== WHAT THE TASK REQUIRES ==
Extract the full set of records that follows, word for word.
***** DATA EXTRACT *****
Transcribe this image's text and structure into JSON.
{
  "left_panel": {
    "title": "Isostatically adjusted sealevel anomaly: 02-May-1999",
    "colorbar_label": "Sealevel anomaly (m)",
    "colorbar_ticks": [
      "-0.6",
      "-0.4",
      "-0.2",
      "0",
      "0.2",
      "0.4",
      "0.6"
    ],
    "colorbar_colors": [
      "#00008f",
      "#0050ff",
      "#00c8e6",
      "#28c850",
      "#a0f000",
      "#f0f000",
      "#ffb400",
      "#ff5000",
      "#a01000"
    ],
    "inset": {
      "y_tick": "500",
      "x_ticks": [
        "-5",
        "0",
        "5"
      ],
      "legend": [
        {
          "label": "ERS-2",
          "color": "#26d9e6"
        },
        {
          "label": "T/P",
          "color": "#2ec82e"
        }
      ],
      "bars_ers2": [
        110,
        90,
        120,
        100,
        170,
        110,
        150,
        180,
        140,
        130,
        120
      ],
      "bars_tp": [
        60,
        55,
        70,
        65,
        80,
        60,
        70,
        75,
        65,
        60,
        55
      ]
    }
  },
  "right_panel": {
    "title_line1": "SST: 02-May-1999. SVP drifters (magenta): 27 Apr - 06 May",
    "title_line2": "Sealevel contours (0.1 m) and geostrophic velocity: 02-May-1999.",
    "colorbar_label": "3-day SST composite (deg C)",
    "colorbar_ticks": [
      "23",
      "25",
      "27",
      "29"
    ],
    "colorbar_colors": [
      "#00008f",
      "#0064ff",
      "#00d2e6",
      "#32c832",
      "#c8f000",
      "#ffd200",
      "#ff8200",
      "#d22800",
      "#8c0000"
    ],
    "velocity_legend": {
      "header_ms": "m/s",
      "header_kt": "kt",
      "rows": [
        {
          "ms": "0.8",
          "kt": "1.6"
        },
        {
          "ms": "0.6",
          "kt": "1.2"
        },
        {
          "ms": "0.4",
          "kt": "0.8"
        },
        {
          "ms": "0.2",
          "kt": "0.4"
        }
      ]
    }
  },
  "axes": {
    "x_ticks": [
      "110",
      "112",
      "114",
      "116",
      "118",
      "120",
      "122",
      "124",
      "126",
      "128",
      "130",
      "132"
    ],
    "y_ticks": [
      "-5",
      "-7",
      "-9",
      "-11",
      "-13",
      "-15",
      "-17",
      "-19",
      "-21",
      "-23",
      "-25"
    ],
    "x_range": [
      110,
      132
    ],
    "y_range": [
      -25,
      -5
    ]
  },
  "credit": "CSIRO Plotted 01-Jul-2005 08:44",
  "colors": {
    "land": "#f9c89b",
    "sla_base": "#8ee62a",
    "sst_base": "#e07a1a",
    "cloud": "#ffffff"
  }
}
*****
== FINAL RESULT ==
Transcribe this image's text and structure into JSON.
{
  "left_panel": {
    "title": "Isostatically adjusted sealevel anomaly: 02-May-1999",
    "colorbar_label": "Sealevel anomaly (m)",
    "colorbar_ticks": [
      "-0.6",
      "-0.4",
      "-0.2",
      "0",
      "0.2",
      "0.4",
      "0.6"
    ],
    "colorbar_colors": [
      "#00008f",
      "#0050ff",
      "#00c8e6",
      "#28c850",
      "#a0f000",
      "#f0f000",
      "#ffb400",
      "#ff5000",
      "#a01000"
    ],
    "inset": {
      "y_tick": "500",
      "x_ticks": [
        "-5",
        "0",
        "5"
      ],
      "legend": [
        {
          "label": "ERS-2",
          "color": "#26d9e6"
        },
        {
          "label": "T/P",
          "color": "#2ec82e"
        }
      ],
      "bars_ers2": [
        110,
        90,
        120,
        100,
        170,
        110,
        150,
        180,
        140,
        130,
        120
      ],
      "bars_tp": [
        60,
        55,
        70,
        65,
        80,
        60,
        70,
        75,
        65,
        60,
        55
      ]
    }
  },
  "right_panel": {
    "title_line1": "SST: 02-May-1999. SVP drifters (magenta): 27 Apr - 06 May",
    "title_line2": "Sealevel contours (0.1 m) and geostrophic velocity: 02-May-1999.",
    "colorbar_label": "3-day SST composite (deg C)",
    "colorbar_ticks": [
      "23",
      "25",
      "27",
      "29"
    ],
    "colorbar_colors": [
      "#00008f",
      "#0064ff",
      "#00d2e6",
      "#32c832",
      "#c8f000",
      "#ffd200",
      "#ff8200",
      "#d22800",
      "#8c0000"
    ],
    "velocity_legend": {
      "header_ms": "m/s",
      "header_kt": "kt",
      "rows": [
        {
          "ms": "0.8",
          "kt": "1.6"
        },
        {
          "ms": "0.6",
          "kt": "1.2"
        },
        {
          "ms": "0.4",
          "kt": "0.8"
        },
        {
          "ms": "0.2",
          "kt": "0.4"
        }
      ]
    }
  },
  "axes": {
    "x_ticks": [
      "110",
      "112",
      "114",
      "116",
      "118",
      "120",
      "122",
      "124",
      "126",
      "128",
      "130",
      "132"
    ],
    "y_ticks": [
      "-5",
      "-7",
      "-9",
      "-11",
      "-13",
      "-15",
      "-17",
      "-19",
      "-21",
      "-23",
      "-25"
    ],
    "x_range": [
      110,
      132
    ],
    "y_range": [
      -25,
      -5
    ]
  },
  "credit": "CSIRO Plotted 01-Jul-2005 08:44",
  "colors": {
    "land": "#f9c89b",
    "sla_base": "#8ee62a",
    "sst_base": "#e07a1a",
    "cloud": "#ffffff"
  }
}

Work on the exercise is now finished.